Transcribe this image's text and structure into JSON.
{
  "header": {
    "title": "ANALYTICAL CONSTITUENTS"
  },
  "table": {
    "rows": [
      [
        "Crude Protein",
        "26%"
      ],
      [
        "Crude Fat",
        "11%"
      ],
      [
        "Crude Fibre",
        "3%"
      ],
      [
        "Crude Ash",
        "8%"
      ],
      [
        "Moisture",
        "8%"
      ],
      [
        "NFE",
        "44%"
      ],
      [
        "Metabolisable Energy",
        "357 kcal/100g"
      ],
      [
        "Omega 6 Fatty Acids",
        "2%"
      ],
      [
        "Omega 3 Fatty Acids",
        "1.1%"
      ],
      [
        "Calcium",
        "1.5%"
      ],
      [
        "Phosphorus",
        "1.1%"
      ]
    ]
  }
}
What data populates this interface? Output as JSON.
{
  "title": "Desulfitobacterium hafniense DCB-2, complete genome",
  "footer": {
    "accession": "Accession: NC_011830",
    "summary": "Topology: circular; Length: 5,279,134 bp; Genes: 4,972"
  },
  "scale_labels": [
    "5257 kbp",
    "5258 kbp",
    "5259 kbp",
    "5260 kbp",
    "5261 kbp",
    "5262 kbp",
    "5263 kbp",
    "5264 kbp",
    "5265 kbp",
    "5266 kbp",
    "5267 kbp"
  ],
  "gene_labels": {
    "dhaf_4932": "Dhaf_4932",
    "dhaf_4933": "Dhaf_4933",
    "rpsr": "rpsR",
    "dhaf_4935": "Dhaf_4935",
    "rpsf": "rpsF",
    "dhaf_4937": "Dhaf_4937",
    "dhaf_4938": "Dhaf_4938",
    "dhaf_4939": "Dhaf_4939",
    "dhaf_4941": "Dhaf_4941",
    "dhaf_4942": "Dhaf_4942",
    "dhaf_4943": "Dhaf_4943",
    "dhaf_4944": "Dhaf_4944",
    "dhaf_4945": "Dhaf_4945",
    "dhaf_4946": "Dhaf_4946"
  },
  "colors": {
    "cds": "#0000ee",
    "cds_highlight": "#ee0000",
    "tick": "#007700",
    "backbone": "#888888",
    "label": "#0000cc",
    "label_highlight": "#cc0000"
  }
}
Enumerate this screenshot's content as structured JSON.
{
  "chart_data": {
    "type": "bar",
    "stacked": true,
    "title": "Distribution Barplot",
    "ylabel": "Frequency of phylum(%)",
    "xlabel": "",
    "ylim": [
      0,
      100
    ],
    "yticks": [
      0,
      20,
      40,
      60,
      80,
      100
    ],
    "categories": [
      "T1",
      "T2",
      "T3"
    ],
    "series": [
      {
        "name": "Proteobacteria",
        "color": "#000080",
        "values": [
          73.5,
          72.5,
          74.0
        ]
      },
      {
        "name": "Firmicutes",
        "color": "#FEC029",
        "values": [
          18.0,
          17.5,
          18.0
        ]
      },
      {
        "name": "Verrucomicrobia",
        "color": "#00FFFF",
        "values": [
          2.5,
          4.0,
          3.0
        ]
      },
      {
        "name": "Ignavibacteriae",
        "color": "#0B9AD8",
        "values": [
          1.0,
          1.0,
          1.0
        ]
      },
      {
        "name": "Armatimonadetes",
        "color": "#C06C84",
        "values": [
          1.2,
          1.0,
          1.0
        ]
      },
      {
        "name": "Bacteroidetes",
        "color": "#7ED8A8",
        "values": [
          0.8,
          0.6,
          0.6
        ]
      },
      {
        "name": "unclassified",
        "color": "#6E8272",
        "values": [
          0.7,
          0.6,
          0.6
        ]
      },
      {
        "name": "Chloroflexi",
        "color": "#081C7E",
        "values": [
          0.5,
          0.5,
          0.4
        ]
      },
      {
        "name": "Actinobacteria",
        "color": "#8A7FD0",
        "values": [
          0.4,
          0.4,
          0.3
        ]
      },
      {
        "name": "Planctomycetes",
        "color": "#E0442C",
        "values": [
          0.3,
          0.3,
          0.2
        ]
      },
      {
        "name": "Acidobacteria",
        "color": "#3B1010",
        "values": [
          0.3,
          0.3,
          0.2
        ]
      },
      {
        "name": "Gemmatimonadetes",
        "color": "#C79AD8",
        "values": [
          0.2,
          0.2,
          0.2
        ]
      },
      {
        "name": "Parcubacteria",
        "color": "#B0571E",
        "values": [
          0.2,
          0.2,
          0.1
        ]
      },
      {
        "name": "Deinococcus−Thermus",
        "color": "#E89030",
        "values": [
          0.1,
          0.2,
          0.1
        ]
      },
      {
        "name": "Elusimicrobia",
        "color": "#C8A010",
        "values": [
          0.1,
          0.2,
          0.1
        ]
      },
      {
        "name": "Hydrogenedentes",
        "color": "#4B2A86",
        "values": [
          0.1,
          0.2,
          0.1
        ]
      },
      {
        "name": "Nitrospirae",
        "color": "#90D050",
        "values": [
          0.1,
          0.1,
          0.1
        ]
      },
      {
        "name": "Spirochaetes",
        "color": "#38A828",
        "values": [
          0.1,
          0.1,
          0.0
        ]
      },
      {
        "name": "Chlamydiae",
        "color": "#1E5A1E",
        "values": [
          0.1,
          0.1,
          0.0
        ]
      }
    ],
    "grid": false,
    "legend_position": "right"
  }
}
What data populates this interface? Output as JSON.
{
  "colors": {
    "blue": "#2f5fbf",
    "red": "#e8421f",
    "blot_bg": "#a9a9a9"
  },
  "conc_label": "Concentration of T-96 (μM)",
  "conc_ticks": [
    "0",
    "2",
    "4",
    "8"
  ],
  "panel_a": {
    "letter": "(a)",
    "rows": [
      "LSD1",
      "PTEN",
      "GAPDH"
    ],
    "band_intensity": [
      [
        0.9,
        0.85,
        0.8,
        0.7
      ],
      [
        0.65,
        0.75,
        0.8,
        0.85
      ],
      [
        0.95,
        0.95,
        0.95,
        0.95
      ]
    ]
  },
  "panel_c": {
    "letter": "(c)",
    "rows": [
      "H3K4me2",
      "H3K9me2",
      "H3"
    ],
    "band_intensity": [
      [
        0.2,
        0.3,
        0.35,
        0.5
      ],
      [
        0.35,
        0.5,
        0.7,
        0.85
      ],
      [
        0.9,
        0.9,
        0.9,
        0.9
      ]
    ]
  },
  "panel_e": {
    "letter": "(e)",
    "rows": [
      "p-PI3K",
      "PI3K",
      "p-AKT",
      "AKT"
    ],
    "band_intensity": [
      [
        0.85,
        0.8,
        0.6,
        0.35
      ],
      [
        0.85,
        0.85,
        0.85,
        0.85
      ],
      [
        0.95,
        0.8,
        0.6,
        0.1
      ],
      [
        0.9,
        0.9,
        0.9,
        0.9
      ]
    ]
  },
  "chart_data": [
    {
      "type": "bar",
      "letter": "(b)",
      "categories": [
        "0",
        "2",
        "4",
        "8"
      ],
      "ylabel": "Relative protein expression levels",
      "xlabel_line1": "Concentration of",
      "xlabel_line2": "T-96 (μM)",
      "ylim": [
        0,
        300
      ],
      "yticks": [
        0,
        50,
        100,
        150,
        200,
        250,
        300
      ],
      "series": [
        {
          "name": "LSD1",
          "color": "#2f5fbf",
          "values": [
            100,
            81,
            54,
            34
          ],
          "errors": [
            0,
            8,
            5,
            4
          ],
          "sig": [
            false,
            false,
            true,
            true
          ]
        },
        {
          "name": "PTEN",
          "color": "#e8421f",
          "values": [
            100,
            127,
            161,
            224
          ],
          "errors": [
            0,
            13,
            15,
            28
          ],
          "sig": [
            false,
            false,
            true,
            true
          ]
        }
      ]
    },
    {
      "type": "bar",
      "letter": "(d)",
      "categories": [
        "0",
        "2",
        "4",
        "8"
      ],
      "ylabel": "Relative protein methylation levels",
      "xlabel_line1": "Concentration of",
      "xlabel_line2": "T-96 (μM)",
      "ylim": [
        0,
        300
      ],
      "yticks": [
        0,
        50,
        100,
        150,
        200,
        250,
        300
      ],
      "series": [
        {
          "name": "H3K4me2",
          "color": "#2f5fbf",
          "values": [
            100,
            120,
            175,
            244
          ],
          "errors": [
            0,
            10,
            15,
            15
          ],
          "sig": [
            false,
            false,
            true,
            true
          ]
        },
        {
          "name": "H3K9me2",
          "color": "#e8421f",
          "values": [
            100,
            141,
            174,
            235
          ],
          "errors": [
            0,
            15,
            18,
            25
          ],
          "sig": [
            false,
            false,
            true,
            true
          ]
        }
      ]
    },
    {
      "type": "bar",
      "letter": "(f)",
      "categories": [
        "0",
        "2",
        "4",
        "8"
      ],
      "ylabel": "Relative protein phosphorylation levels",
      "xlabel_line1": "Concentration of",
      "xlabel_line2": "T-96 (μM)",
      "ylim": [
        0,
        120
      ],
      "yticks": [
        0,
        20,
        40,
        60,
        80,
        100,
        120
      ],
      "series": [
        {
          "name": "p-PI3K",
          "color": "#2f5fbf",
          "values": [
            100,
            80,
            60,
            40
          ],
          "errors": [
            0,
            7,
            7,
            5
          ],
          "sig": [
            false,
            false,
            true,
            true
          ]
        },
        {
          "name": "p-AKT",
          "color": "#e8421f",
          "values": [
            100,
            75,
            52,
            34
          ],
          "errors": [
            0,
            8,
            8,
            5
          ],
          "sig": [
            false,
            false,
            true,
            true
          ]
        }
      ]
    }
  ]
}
==*==
- [EXERCISE BRIEF] Report every line from the listing above where the string "Fatty" can be found.

- [EXERCISE SOLUTION]
        "Omega 6 Fatty Acids",
        "Omega 3 Fatty Acids",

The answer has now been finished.